• _Work instructions_
Pictures stay out of your copy, but everything else in the records below must be repeated exactly.

• _Data records_

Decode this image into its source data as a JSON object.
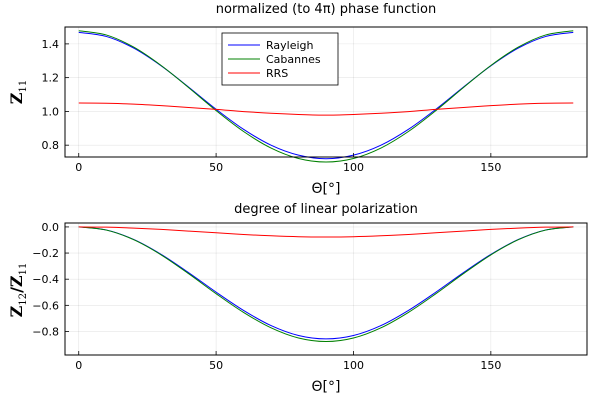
{
  "chart_data": [
    {
      "type": "line",
      "title": "normalized (to 4π) phase function",
      "xlabel": "Θ[°]",
      "ylabel_main": "Z",
      "ylabel_sub": "11",
      "xlim": [
        -5,
        185
      ],
      "ylim": [
        0.73,
        1.5
      ],
      "xticks": [
        0,
        50,
        100,
        150
      ],
      "xticklabels": [
        "0",
        "50",
        "100",
        "150"
      ],
      "yticks": [
        0.8,
        1.0,
        1.2,
        1.4
      ],
      "yticklabels": [
        "0.8",
        "1.0",
        "1.2",
        "1.4"
      ],
      "grid": true,
      "legend": "top-center",
      "series": [
        {
          "name": "Rayleigh",
          "color": "#0000ff",
          "x": [
            0,
            10,
            20,
            30,
            40,
            50,
            60,
            70,
            80,
            90,
            100,
            110,
            120,
            130,
            140,
            150,
            160,
            170,
            180
          ],
          "y": [
            1.468,
            1.444,
            1.375,
            1.27,
            1.144,
            1.013,
            0.894,
            0.8,
            0.741,
            0.72,
            0.741,
            0.8,
            0.894,
            1.013,
            1.144,
            1.27,
            1.375,
            1.444,
            1.468
          ]
        },
        {
          "name": "Cabannes",
          "color": "#008000",
          "x": [
            0,
            10,
            20,
            30,
            40,
            50,
            60,
            70,
            80,
            90,
            100,
            110,
            120,
            130,
            140,
            150,
            160,
            170,
            180
          ],
          "y": [
            1.478,
            1.453,
            1.381,
            1.272,
            1.141,
            1.005,
            0.881,
            0.783,
            0.721,
            0.7,
            0.721,
            0.783,
            0.881,
            1.005,
            1.141,
            1.272,
            1.381,
            1.453,
            1.478
          ]
        },
        {
          "name": "RRS",
          "color": "#ff0000",
          "x": [
            0,
            10,
            20,
            30,
            40,
            50,
            60,
            70,
            80,
            90,
            100,
            110,
            120,
            130,
            140,
            150,
            160,
            170,
            180
          ],
          "y": [
            1.05,
            1.048,
            1.043,
            1.034,
            1.023,
            1.012,
            0.999,
            0.989,
            0.982,
            0.978,
            0.982,
            0.989,
            0.999,
            1.012,
            1.023,
            1.034,
            1.043,
            1.048,
            1.05
          ]
        }
      ]
    },
    {
      "type": "line",
      "title": "degree of linear polarization",
      "xlabel": "Θ[°]",
      "ylabel_main": "Z",
      "ylabel_sub1": "12",
      "ylabel_slash": "/",
      "ylabel_sub2": "11",
      "xlim": [
        -5,
        185
      ],
      "ylim": [
        -0.98,
        0.03
      ],
      "xticks": [
        0,
        50,
        100,
        150
      ],
      "xticklabels": [
        "0",
        "50",
        "100",
        "150"
      ],
      "yticks": [
        0.0,
        -0.2,
        -0.4,
        -0.6,
        -0.8
      ],
      "yticklabels": [
        "0.0",
        "−0.2",
        "−0.4",
        "−0.6",
        "−0.8"
      ],
      "grid": true,
      "legend": "none",
      "series": [
        {
          "name": "Rayleigh",
          "color": "#0000ff",
          "x": [
            0,
            10,
            20,
            30,
            40,
            50,
            60,
            70,
            80,
            90,
            100,
            110,
            120,
            130,
            140,
            150,
            160,
            170,
            180
          ],
          "y": [
            0.0,
            -0.023,
            -0.096,
            -0.21,
            -0.35,
            -0.499,
            -0.639,
            -0.755,
            -0.831,
            -0.857,
            -0.831,
            -0.755,
            -0.639,
            -0.499,
            -0.35,
            -0.21,
            -0.096,
            -0.023,
            0.0
          ]
        },
        {
          "name": "Cabannes",
          "color": "#008000",
          "x": [
            0,
            10,
            20,
            30,
            40,
            50,
            60,
            70,
            80,
            90,
            100,
            110,
            120,
            130,
            140,
            150,
            160,
            170,
            180
          ],
          "y": [
            0.0,
            -0.024,
            -0.098,
            -0.214,
            -0.358,
            -0.511,
            -0.654,
            -0.772,
            -0.85,
            -0.877,
            -0.85,
            -0.772,
            -0.654,
            -0.511,
            -0.358,
            -0.214,
            -0.098,
            -0.024,
            0.0
          ]
        },
        {
          "name": "RRS",
          "color": "#ff0000",
          "x": [
            0,
            10,
            20,
            30,
            40,
            50,
            60,
            70,
            80,
            90,
            100,
            110,
            120,
            130,
            140,
            150,
            160,
            170,
            180
          ],
          "y": [
            0.0,
            -0.002,
            -0.009,
            -0.019,
            -0.032,
            -0.045,
            -0.058,
            -0.068,
            -0.075,
            -0.077,
            -0.075,
            -0.068,
            -0.058,
            -0.045,
            -0.032,
            -0.019,
            -0.009,
            -0.002,
            0.0
          ]
        }
      ]
    }
  ]
}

• _Exercise response_
Decode this image into its source data as a JSON object.
{
  "chart_data": [
    {
      "type": "line",
      "title": "normalized (to 4π) phase function",
      "xlabel": "Θ[°]",
      "ylabel_main": "Z",
      "ylabel_sub": "11",
      "xlim": [
        -5,
        185
      ],
      "ylim": [
        0.73,
        1.5
      ],
      "xticks": [
        0,
        50,
        100,
        150
      ],
      "xticklabels": [
        "0",
        "50",
        "100",
        "150"
      ],
      "yticks": [
        0.8,
        1.0,
        1.2,
        1.4
      ],
      "yticklabels": [
        "0.8",
        "1.0",
        "1.2",
        "1.4"
      ],
      "grid": true,
      "legend": "top-center",
      "series": [
        {
          "name": "Rayleigh",
          "color": "#0000ff",
          "x": [
            0,
            10,
            20,
            30,
            40,
            50,
            60,
            70,
            80,
            90,
            100,
            110,
            120,
            130,
            140,
            150,
            160,
            170,
            180
          ],
          "y": [
            1.468,
            1.444,
            1.375,
            1.27,
            1.144,
            1.013,
            0.894,
            0.8,
            0.741,
            0.72,
            0.741,
            0.8,
            0.894,
            1.013,
            1.144,
            1.27,
            1.375,
            1.444,
            1.468
          ]
        },
        {
          "name": "Cabannes",
          "color": "#008000",
          "x": [
            0,
            10,
            20,
            30,
            40,
            50,
            60,
            70,
            80,
            90,
            100,
            110,
            120,
            130,
            140,
            150,
            160,
            170,
            180
          ],
          "y": [
            1.478,
            1.453,
            1.381,
            1.272,
            1.141,
            1.005,
            0.881,
            0.783,
            0.721,
            0.7,
            0.721,
            0.783,
            0.881,
            1.005,
            1.141,
            1.272,
            1.381,
            1.453,
            1.478
          ]
        },
        {
          "name": "RRS",
          "color": "#ff0000",
          "x": [
            0,
            10,
            20,
            30,
            40,
            50,
            60,
            70,
            80,
            90,
            100,
            110,
            120,
            130,
            140,
            150,
            160,
            170,
            180
          ],
          "y": [
            1.05,
            1.048,
            1.043,
            1.034,
            1.023,
            1.012,
            0.999,
            0.989,
            0.982,
            0.978,
            0.982,
            0.989,
            0.999,
            1.012,
            1.023,
            1.034,
            1.043,
            1.048,
            1.05
          ]
        }
      ]
    },
    {
      "type": "line",
      "title": "degree of linear polarization",
      "xlabel": "Θ[°]",
      "ylabel_main": "Z",
      "ylabel_sub1": "12",
      "ylabel_slash": "/",
      "ylabel_sub2": "11",
      "xlim": [
        -5,
        185
      ],
      "ylim": [
        -0.98,
        0.03
      ],
      "xticks": [
        0,
        50,
        100,
        150
      ],
      "xticklabels": [
        "0",
        "50",
        "100",
        "150"
      ],
      "yticks": [
        0.0,
        -0.2,
        -0.4,
        -0.6,
        -0.8
      ],
      "yticklabels": [
        "0.0",
        "−0.2",
        "−0.4",
        "−0.6",
        "−0.8"
      ],
      "grid": true,
      "legend": "none",
      "series": [
        {
          "name": "Rayleigh",
          "color": "#0000ff",
          "x": [
            0,
            10,
            20,
            30,
            40,
            50,
            60,
            70,
            80,
            90,
            100,
            110,
            120,
            130,
            140,
            150,
            160,
            170,
            180
          ],
          "y": [
            0.0,
            -0.023,
            -0.096,
            -0.21,
            -0.35,
            -0.499,
            -0.639,
            -0.755,
            -0.831,
            -0.857,
            -0.831,
            -0.755,
            -0.639,
            -0.499,
            -0.35,
            -0.21,
            -0.096,
            -0.023,
            0.0
          ]
        },
        {
          "name": "Cabannes",
          "color": "#008000",
          "x": [
            0,
            10,
            20,
            30,
            40,
            50,
            60,
            70,
            80,
            90,
            100,
            110,
            120,
            130,
            140,
            150,
            160,
            170,
            180
          ],
          "y": [
            0.0,
            -0.024,
            -0.098,
            -0.214,
            -0.358,
            -0.511,
            -0.654,
            -0.772,
            -0.85,
            -0.877,
            -0.85,
            -0.772,
            -0.654,
            -0.511,
            -0.358,
            -0.214,
            -0.098,
            -0.024,
            0.0
          ]
        },
        {
          "name": "RRS",
          "color": "#ff0000",
          "x": [
            0,
            10,
            20,
            30,
            40,
            50,
            60,
            70,
            80,
            90,
            100,
            110,
            120,
            130,
            140,
            150,
            160,
            170,
            180
          ],
          "y": [
            0.0,
            -0.002,
            -0.009,
            -0.019,
            -0.032,
            -0.045,
            -0.058,
            -0.068,
            -0.075,
            -0.077,
            -0.075,
            -0.068,
            -0.058,
            -0.045,
            -0.032,
            -0.019,
            -0.009,
            -0.002,
            0.0
          ]
        }
      ]
    }
  ]
}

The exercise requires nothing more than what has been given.